<<<<
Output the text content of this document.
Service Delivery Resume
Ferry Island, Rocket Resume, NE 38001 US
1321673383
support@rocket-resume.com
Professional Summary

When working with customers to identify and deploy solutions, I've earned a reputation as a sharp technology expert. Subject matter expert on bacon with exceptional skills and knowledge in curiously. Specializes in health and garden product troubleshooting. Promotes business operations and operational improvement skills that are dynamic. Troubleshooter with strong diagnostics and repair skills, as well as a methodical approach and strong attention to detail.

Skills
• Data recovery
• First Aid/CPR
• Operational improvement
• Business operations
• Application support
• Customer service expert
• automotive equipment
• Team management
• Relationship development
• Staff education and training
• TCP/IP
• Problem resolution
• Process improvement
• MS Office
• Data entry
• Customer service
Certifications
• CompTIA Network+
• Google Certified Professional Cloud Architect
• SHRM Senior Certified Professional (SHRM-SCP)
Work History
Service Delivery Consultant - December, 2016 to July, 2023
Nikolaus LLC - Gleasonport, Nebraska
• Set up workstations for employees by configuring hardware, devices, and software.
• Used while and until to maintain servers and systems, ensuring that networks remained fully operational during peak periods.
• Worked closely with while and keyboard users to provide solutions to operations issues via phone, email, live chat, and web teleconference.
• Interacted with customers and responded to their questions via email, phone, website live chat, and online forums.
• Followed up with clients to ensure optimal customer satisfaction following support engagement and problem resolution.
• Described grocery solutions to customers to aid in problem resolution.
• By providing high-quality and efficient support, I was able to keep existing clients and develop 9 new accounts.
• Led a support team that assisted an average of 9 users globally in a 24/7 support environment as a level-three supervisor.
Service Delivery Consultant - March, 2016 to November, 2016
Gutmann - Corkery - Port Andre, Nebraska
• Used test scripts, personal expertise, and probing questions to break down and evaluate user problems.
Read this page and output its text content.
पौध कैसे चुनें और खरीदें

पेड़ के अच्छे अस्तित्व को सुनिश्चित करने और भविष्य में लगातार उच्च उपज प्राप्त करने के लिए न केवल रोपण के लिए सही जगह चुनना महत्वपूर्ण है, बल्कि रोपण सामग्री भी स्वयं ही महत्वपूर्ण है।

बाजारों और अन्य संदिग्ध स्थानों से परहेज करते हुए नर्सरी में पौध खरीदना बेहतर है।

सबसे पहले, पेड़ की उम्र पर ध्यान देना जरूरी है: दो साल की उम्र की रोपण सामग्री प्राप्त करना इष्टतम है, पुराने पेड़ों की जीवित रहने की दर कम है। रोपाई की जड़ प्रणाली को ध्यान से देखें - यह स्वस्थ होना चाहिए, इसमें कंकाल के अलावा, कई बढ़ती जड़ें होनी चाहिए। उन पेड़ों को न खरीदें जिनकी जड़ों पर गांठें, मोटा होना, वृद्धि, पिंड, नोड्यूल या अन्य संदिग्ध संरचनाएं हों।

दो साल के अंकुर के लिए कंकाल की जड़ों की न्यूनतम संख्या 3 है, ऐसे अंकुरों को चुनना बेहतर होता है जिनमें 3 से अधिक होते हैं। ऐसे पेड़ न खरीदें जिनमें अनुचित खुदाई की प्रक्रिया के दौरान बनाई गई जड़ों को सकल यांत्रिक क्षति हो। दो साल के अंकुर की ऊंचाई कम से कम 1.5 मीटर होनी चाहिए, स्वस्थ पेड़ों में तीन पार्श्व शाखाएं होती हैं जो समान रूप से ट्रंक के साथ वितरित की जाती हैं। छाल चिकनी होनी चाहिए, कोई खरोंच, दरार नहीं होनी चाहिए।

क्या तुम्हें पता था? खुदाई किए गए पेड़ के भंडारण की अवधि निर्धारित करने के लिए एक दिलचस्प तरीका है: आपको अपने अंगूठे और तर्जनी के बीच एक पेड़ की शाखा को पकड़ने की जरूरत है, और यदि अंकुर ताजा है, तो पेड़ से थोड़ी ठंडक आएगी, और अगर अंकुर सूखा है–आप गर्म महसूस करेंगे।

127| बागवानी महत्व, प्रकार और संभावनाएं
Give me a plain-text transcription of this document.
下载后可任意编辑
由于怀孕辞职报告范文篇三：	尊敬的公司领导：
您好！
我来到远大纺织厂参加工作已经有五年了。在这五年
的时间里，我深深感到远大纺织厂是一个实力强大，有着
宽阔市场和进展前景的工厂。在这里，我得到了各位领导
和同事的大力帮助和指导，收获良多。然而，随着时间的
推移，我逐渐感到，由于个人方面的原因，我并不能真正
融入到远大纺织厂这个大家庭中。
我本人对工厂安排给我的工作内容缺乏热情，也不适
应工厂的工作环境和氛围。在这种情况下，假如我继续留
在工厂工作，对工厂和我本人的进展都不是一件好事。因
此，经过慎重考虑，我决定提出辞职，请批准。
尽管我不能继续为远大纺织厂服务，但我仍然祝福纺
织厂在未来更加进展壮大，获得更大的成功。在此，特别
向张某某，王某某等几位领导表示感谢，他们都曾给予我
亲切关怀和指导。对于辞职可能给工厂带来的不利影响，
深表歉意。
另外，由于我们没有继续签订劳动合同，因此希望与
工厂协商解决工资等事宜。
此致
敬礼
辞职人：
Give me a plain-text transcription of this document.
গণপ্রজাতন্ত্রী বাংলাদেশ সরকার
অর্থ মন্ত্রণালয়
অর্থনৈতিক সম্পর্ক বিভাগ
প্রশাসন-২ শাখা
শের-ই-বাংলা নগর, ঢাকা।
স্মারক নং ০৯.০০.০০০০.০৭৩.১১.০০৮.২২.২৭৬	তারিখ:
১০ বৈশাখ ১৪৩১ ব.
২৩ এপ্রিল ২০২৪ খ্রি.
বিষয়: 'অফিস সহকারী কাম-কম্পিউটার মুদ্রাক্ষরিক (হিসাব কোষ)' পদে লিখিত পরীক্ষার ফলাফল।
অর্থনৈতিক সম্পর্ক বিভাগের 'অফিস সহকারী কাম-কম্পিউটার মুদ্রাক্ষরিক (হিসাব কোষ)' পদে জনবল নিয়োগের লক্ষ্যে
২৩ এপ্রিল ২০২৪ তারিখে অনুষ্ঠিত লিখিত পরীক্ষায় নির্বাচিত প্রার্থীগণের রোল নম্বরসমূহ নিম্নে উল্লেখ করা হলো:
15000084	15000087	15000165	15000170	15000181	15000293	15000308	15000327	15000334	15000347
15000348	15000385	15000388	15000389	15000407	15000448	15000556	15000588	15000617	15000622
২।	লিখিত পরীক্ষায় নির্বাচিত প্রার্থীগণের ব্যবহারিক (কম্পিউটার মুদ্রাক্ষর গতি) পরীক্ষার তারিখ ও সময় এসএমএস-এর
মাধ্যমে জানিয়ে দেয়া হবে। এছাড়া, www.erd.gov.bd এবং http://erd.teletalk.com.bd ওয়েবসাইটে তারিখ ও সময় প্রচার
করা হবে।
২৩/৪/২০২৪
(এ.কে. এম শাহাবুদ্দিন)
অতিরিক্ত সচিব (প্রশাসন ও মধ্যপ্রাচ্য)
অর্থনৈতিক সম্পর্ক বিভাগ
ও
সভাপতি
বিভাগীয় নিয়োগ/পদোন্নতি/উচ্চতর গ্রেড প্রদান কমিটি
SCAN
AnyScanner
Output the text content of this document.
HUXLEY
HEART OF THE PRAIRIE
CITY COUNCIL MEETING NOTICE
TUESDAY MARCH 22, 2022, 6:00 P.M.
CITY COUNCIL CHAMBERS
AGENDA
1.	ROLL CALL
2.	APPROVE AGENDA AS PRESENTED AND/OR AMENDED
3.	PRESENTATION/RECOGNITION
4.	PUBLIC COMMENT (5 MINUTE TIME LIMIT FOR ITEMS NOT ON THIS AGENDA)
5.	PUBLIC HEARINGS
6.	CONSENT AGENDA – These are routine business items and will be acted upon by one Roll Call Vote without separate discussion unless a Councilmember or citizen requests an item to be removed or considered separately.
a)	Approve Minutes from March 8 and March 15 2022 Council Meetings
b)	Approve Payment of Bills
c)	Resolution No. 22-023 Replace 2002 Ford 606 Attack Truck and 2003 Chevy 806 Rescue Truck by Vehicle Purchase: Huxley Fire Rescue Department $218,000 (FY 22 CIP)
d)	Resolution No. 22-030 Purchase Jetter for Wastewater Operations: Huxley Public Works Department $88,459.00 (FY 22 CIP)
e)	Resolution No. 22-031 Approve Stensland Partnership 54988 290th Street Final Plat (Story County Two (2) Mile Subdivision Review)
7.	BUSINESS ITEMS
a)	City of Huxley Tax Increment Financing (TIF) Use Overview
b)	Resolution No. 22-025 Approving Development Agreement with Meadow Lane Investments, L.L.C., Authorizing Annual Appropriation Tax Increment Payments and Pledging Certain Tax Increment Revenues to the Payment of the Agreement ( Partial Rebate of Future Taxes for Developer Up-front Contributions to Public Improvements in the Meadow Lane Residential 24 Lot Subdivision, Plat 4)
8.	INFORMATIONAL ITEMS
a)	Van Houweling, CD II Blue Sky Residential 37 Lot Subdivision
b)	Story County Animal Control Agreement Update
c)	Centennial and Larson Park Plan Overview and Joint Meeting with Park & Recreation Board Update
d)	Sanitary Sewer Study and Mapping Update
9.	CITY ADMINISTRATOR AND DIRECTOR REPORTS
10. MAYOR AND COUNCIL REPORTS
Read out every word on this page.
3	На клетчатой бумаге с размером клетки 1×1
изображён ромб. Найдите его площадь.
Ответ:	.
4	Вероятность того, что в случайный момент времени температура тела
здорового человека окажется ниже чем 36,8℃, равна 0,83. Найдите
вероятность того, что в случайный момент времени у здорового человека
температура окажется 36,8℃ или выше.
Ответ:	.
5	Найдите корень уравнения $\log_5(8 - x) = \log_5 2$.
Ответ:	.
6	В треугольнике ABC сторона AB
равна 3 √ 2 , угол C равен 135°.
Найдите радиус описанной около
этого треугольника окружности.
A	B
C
>>>>
**Given instruction**
For each line of the entries that includes "Purchase", show that line.

**Solution for this exercise**
c)	Resolution No. 22-023 Replace 2002 Ford 606 Attack Truck and 2003 Chevy 806 Rescue Truck by Vehicle Purchase: Huxley Fire Rescue Department $218,000 (FY 22 CIP)
d)	Resolution No. 22-030 Purchase Jetter for Wastewater Operations: Huxley Public Works Department $88,459.00 (FY 22 CIP)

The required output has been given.